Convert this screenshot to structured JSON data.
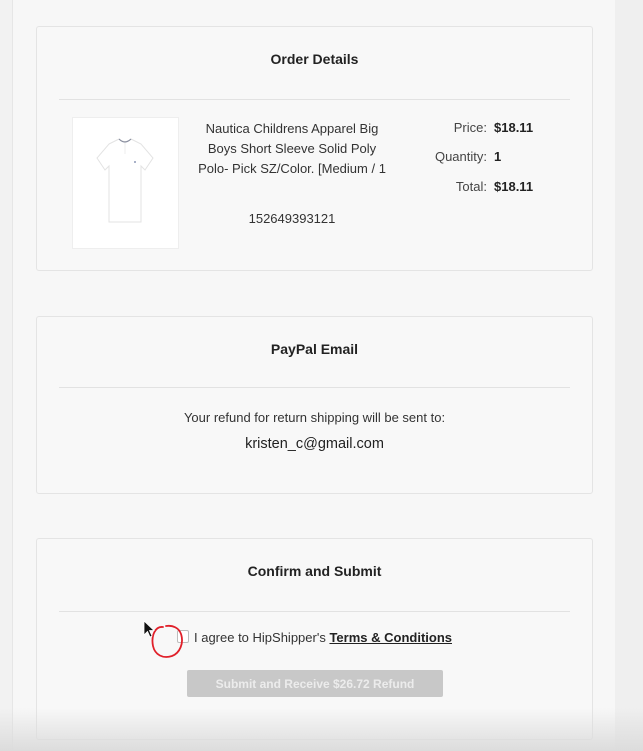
{
  "order_details": {
    "title": "Order Details",
    "product": {
      "name": "Nautica Childrens Apparel Big Boys Short Sleeve Solid Poly Polo- Pick SZ/Color. [Medium / 1",
      "item_id": "152649393121"
    },
    "price_label": "Price:",
    "price_value": "$18.11",
    "quantity_label": "Quantity:",
    "quantity_value": "1",
    "total_label": "Total:",
    "total_value": "$18.11"
  },
  "paypal_email": {
    "title": "PayPal Email",
    "refund_text": "Your refund for return shipping will be sent to:",
    "email": "kristen_c@gmail.com"
  },
  "confirm": {
    "title": "Confirm and Submit",
    "agree_text": "I agree to HipShipper's",
    "terms_link": "Terms & Conditions",
    "submit_label": "Submit and Receive $26.72 Refund",
    "checkbox_checked": false,
    "submit_disabled": true
  },
  "colors": {
    "annotation_circle": "#e0202a",
    "button_disabled": "#c8c8c8"
  }
}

--------------------------------------------------

— Your task —
Every entry above is to be set down exactly; the pictures are to be left out.

— Answer to the task —
Convert this screenshot to structured JSON data.
{
  "order_details": {
    "title": "Order Details",
    "product": {
      "name": "Nautica Childrens Apparel Big Boys Short Sleeve Solid Poly Polo- Pick SZ/Color. [Medium / 1",
      "item_id": "152649393121"
    },
    "price_label": "Price:",
    "price_value": "$18.11",
    "quantity_label": "Quantity:",
    "quantity_value": "1",
    "total_label": "Total:",
    "total_value": "$18.11"
  },
  "paypal_email": {
    "title": "PayPal Email",
    "refund_text": "Your refund for return shipping will be sent to:",
    "email": "kristen_c@gmail.com"
  },
  "confirm": {
    "title": "Confirm and Submit",
    "agree_text": "I agree to HipShipper's",
    "terms_link": "Terms & Conditions",
    "submit_label": "Submit and Receive $26.72 Refund",
    "checkbox_checked": false,
    "submit_disabled": true
  },
  "colors": {
    "annotation_circle": "#e0202a",
    "button_disabled": "#c8c8c8"
  }
}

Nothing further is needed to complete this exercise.